Exercise goal -
Check each line below for the word "screenshot" and give the number of lines that have it, nothing more.
— BEGIN Record excerpts —
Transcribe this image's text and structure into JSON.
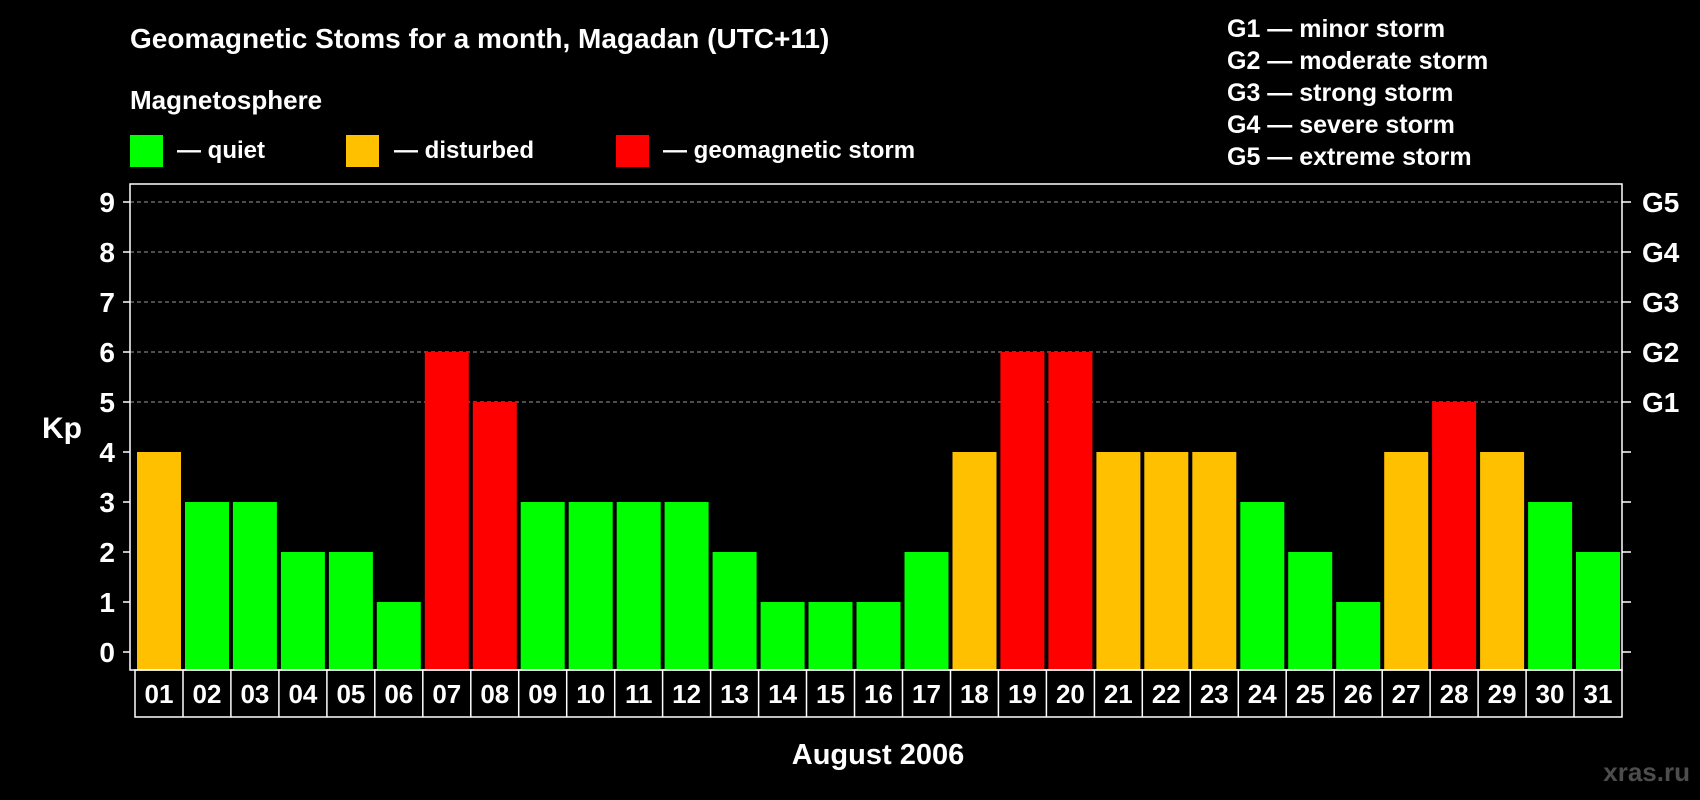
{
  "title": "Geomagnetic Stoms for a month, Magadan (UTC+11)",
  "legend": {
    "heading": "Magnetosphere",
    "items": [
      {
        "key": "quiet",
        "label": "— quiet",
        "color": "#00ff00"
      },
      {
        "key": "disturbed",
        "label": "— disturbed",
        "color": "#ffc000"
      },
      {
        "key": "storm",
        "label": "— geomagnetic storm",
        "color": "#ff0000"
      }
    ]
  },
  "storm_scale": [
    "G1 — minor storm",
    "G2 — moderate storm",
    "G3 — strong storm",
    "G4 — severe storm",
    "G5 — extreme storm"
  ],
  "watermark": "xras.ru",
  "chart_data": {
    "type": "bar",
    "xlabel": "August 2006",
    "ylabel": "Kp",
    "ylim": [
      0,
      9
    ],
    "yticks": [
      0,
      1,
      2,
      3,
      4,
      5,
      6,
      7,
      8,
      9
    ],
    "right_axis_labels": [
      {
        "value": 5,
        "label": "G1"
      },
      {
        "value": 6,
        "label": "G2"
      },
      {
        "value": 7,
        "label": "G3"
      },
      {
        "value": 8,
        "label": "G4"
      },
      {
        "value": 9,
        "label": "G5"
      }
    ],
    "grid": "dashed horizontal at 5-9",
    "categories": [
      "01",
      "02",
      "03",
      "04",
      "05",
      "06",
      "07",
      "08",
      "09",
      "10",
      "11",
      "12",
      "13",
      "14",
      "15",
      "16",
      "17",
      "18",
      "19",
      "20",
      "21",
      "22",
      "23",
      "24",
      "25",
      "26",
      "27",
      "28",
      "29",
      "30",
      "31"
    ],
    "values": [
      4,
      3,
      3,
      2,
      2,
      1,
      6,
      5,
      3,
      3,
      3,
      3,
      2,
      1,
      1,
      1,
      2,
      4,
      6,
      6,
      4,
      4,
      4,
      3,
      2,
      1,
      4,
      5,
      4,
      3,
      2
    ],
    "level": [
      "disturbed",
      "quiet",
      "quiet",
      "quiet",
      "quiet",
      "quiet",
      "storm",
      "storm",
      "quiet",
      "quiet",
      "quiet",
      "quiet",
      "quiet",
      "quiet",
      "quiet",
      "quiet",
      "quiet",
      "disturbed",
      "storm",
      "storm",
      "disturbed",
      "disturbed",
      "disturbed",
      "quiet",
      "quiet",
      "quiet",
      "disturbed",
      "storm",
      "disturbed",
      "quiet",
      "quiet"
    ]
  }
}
— END Record excerpts —
— BEGIN Record excerpts —
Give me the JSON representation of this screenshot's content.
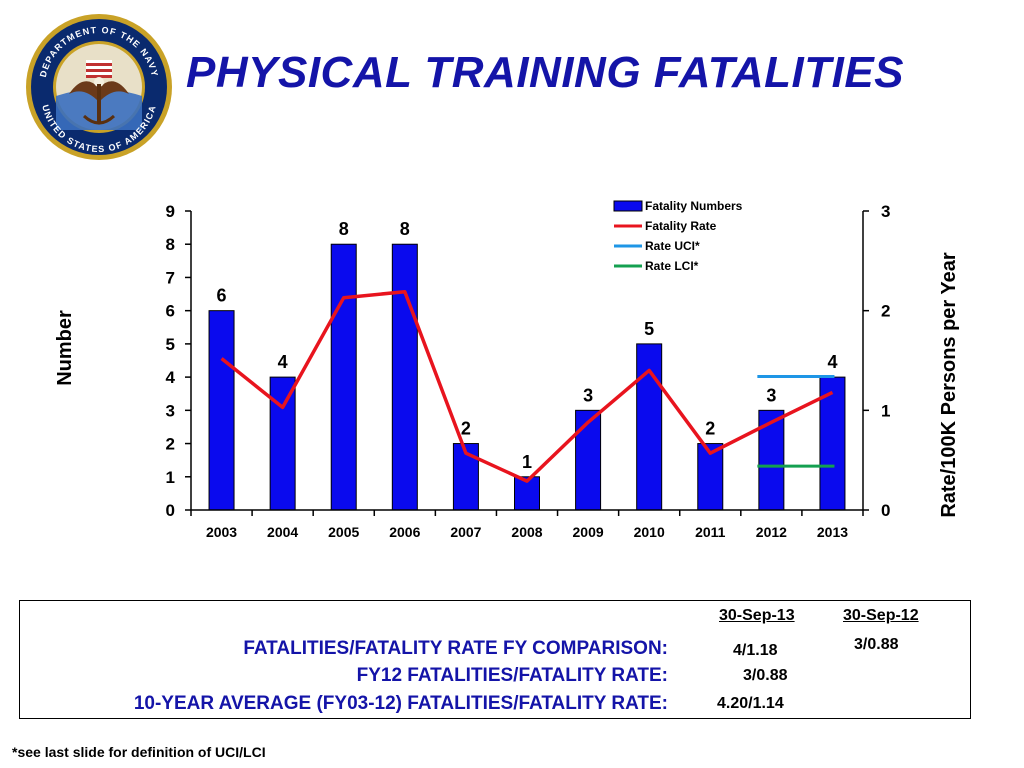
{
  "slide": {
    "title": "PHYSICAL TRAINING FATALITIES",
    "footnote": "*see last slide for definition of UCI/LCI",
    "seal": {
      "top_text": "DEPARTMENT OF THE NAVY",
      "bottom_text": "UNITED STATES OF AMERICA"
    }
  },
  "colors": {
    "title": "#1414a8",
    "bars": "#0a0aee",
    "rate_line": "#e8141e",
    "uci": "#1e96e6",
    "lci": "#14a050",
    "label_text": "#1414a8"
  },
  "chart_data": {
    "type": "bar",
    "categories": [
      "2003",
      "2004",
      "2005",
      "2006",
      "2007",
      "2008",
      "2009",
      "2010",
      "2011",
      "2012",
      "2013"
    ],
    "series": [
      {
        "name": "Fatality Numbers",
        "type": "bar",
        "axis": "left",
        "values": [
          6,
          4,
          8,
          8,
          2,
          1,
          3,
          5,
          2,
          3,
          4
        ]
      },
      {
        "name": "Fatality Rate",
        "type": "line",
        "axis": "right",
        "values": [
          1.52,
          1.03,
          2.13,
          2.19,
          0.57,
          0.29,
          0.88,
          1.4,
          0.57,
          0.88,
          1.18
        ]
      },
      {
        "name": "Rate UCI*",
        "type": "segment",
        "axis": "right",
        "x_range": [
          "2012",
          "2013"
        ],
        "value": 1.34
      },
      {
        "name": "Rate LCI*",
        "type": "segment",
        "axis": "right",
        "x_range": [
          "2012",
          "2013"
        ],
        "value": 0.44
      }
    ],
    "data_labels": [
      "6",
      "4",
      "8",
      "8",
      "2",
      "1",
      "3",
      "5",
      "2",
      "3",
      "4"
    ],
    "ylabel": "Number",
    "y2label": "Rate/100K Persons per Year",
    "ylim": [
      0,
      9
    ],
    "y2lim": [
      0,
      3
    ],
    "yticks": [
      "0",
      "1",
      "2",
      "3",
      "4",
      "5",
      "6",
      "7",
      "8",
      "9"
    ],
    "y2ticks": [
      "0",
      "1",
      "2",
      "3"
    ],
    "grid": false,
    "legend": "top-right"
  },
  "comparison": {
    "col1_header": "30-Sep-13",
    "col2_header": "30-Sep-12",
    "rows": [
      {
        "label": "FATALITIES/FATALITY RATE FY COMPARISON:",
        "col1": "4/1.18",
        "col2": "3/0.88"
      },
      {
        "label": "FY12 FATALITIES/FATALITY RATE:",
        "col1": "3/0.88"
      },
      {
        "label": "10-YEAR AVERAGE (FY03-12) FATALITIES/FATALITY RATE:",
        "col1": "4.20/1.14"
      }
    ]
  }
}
— END Record excerpts —
— BEGIN Record excerpts —
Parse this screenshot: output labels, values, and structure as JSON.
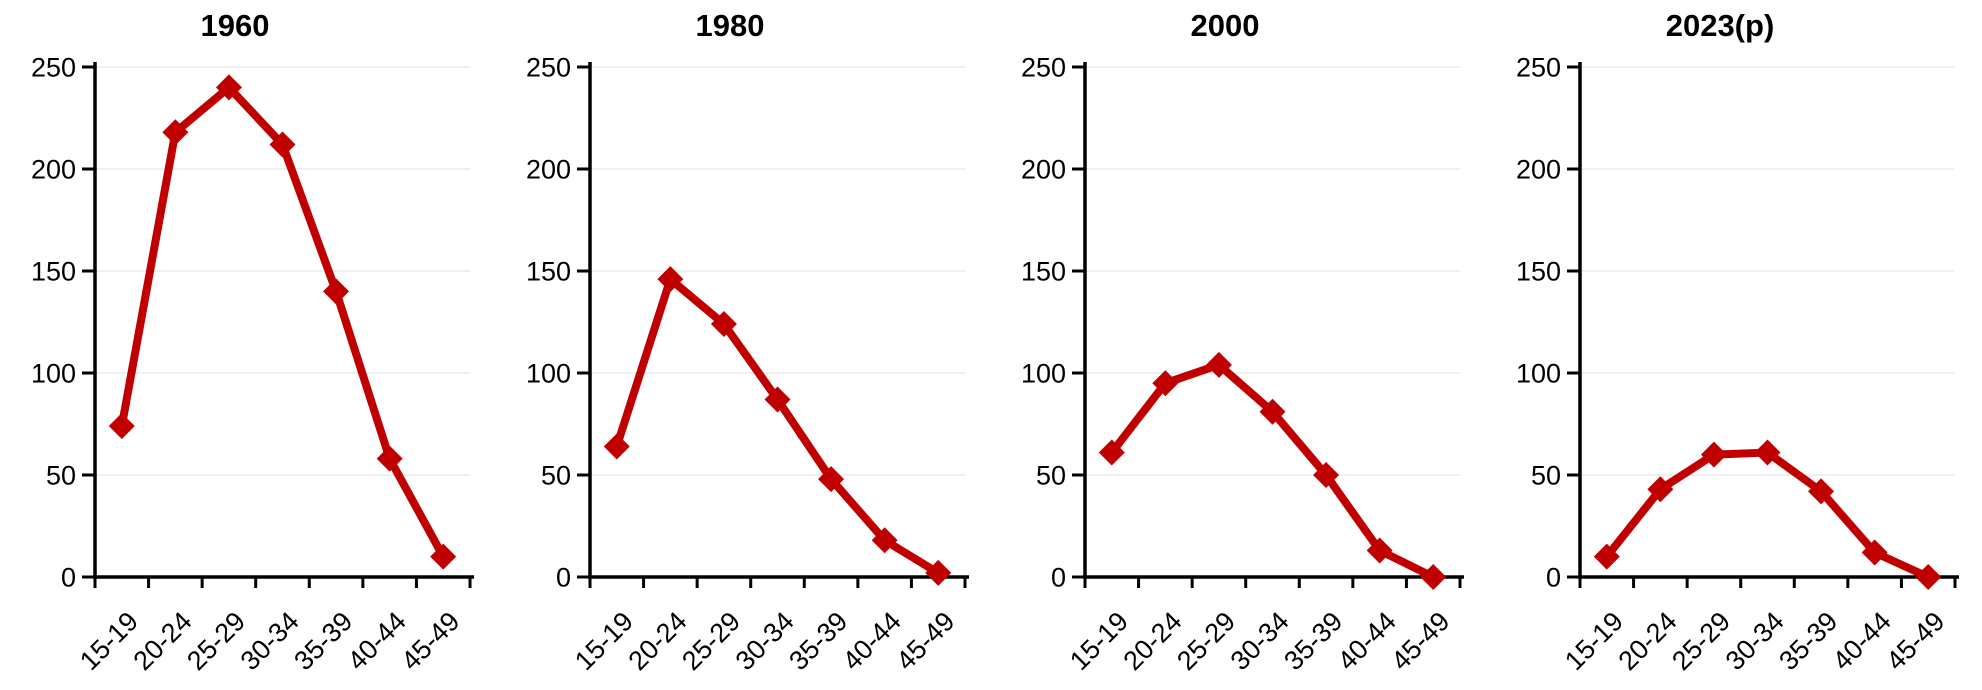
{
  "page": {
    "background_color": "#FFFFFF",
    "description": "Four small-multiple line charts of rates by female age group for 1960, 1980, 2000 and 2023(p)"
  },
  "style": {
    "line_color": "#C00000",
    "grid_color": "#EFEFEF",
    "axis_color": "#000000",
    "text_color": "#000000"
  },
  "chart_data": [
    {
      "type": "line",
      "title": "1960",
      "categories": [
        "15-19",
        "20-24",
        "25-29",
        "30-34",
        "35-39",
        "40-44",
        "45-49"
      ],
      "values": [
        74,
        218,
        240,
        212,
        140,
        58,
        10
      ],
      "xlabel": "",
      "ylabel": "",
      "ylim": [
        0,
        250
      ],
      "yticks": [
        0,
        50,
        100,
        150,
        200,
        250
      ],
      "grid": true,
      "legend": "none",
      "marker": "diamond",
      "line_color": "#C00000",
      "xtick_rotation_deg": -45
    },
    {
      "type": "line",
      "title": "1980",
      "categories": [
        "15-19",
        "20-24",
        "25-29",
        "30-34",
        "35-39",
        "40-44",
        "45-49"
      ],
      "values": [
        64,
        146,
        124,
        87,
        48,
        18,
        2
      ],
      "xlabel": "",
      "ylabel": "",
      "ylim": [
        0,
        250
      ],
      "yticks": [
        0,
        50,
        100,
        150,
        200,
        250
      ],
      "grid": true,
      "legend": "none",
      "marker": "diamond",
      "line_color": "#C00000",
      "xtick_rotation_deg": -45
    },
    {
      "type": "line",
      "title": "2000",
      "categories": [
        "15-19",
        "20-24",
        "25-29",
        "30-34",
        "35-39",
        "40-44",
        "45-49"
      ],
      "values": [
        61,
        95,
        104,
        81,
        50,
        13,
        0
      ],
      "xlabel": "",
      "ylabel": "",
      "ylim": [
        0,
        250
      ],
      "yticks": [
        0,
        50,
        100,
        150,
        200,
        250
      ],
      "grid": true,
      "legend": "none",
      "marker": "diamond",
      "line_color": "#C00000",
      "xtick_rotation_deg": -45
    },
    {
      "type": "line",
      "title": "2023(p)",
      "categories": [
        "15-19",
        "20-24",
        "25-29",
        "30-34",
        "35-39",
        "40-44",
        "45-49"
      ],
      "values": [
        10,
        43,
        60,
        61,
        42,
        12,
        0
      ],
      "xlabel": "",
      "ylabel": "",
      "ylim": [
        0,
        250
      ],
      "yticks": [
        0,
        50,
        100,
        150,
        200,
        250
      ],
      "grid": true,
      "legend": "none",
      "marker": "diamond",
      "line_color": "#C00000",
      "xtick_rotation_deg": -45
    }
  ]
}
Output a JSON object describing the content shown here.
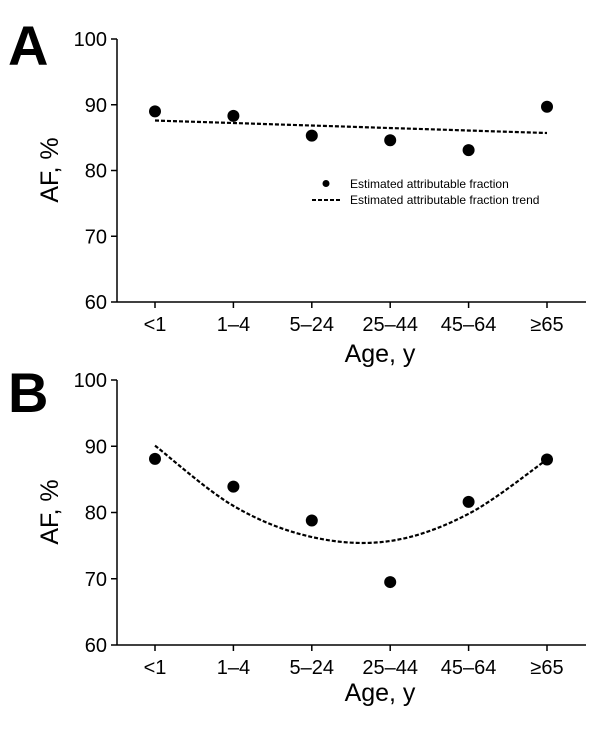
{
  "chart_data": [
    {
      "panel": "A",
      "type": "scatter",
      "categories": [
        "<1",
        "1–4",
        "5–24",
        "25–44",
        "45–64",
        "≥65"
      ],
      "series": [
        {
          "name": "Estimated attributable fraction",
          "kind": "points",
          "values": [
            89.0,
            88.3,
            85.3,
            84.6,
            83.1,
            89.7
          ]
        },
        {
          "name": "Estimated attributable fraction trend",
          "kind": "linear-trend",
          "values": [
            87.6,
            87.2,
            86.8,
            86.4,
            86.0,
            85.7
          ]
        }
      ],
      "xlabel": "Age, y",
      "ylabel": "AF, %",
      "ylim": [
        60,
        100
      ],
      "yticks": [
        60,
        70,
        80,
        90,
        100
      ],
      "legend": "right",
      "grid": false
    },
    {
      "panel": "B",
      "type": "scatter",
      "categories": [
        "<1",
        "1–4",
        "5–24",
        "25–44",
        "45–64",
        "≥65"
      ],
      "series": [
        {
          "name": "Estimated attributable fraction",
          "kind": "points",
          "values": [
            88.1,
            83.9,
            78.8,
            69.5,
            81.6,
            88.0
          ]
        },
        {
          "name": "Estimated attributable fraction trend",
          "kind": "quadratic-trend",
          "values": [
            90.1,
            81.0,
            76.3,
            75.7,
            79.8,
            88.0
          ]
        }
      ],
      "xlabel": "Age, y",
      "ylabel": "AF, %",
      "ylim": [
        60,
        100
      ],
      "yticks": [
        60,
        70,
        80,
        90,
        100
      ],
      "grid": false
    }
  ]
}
— END Record excerpts —
Exercise solution -
2